-------- Material for this exercise --------

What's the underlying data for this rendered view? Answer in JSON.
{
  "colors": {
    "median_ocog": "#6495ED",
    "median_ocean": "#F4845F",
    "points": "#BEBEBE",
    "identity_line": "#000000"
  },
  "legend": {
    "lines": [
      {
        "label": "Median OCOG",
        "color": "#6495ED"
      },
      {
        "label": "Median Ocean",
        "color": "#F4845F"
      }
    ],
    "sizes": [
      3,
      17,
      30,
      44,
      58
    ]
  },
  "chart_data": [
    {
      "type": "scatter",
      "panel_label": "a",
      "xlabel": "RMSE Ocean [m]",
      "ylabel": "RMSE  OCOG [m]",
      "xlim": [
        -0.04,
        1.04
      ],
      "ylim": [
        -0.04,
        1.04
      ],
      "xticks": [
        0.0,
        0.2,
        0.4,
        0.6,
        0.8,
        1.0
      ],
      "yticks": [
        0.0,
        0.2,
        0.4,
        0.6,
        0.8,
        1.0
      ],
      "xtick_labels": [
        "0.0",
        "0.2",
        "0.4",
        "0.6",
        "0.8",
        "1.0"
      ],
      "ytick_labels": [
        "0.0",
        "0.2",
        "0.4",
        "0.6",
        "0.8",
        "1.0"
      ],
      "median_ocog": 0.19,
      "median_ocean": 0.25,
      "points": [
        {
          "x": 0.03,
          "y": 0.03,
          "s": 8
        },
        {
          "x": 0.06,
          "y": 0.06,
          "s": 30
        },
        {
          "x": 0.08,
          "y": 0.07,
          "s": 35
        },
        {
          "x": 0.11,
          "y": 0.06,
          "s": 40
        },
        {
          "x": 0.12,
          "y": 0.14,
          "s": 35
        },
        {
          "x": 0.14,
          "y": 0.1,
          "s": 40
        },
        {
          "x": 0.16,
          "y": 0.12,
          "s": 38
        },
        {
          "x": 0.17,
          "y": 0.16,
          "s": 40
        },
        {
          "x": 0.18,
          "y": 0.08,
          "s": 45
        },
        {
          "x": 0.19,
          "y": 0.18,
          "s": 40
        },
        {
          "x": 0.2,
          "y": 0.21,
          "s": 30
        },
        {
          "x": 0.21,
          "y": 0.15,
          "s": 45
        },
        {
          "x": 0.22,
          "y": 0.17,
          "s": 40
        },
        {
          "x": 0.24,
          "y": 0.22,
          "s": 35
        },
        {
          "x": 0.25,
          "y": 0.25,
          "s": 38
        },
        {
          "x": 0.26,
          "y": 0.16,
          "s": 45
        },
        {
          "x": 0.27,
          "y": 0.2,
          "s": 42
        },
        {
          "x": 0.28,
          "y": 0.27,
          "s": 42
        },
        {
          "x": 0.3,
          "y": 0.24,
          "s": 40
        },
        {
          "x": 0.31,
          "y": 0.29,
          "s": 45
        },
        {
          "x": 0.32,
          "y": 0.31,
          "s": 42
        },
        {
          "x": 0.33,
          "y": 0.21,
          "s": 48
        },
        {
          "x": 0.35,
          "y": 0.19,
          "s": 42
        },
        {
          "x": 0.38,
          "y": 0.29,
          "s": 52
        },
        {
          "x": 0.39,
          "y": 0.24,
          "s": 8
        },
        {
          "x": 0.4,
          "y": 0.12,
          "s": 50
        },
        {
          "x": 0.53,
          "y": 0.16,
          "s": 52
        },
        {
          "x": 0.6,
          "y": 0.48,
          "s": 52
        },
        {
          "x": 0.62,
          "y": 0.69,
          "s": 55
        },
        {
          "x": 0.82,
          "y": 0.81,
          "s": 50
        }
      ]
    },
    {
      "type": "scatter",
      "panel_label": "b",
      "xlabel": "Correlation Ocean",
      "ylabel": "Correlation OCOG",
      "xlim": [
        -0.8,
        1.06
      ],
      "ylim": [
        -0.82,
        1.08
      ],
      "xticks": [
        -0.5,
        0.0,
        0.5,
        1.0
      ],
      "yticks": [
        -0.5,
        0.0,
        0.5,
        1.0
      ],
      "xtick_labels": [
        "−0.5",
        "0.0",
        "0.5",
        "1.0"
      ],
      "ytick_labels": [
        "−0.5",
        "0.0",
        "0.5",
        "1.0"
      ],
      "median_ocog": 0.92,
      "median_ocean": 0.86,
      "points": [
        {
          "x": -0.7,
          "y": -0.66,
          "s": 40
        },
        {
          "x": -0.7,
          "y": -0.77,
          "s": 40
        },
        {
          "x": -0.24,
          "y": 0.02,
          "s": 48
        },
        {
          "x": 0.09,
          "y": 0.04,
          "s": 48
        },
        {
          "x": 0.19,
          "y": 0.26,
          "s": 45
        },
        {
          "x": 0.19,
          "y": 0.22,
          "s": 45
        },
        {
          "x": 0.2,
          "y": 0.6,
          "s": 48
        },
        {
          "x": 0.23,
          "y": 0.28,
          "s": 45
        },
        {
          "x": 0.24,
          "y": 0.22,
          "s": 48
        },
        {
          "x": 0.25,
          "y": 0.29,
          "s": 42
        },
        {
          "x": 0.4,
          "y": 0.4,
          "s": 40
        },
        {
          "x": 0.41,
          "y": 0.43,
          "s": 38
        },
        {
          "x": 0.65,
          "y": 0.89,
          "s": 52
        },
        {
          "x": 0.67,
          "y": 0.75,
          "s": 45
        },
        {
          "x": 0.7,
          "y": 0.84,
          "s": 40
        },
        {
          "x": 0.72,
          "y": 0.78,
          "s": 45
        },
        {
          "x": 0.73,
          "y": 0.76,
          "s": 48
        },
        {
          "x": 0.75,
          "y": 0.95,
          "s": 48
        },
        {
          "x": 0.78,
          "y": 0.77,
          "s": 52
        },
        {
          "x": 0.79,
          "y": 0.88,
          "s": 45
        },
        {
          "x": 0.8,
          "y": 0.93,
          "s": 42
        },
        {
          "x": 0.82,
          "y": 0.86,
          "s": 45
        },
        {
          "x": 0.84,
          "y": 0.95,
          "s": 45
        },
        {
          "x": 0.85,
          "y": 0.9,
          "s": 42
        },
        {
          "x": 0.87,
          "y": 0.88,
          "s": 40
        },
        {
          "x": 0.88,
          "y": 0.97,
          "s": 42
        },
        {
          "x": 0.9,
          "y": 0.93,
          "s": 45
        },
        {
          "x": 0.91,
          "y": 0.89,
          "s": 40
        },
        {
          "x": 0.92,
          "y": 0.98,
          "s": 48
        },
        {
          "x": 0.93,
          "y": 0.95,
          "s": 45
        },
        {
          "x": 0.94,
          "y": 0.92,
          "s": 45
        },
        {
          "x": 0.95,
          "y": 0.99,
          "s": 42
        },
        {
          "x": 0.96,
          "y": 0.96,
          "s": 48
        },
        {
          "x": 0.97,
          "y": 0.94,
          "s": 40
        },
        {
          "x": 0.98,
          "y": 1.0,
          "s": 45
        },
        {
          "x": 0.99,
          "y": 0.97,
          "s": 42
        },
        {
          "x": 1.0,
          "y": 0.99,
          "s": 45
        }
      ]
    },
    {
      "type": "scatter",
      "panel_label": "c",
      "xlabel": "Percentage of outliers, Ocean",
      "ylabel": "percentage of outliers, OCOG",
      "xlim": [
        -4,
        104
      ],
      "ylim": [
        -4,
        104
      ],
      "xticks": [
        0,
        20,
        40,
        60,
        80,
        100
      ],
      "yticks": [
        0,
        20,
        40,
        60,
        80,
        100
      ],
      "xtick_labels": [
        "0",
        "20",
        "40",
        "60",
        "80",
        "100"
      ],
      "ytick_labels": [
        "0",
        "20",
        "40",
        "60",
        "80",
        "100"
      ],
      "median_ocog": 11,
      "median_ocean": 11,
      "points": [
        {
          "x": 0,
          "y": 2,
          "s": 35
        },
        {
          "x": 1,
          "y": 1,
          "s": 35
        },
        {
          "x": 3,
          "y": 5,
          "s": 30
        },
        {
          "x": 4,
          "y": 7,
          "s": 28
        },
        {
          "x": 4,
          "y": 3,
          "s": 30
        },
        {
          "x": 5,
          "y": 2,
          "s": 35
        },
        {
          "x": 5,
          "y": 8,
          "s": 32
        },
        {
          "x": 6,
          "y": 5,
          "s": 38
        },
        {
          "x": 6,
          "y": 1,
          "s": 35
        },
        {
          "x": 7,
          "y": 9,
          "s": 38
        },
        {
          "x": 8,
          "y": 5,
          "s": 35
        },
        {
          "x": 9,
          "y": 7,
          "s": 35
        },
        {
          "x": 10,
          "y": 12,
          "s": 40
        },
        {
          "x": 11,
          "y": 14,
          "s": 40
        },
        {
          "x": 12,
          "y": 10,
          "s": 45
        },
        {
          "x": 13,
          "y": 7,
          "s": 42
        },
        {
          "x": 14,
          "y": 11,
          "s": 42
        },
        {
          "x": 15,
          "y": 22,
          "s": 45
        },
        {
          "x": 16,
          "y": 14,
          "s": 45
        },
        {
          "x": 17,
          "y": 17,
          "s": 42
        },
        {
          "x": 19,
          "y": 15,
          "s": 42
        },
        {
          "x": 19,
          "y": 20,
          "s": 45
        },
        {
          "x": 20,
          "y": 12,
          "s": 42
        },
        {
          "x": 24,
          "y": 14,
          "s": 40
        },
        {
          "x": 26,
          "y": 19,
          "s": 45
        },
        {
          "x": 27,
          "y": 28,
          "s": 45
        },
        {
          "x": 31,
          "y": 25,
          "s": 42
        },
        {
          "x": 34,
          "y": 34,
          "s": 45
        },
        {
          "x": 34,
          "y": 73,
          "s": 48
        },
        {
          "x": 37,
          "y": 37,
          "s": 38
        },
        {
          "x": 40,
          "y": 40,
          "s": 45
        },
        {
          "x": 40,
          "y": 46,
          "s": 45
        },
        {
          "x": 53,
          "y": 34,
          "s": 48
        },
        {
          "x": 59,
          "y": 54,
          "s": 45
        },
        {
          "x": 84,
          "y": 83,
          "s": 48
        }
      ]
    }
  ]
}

--------

Task description ▸
Extract every line containing the string "RMSE" from the material.

Answer to the problem ▸
      "xlabel": "RMSE Ocean [m]",
      "ylabel": "RMSE  OCOG [m]",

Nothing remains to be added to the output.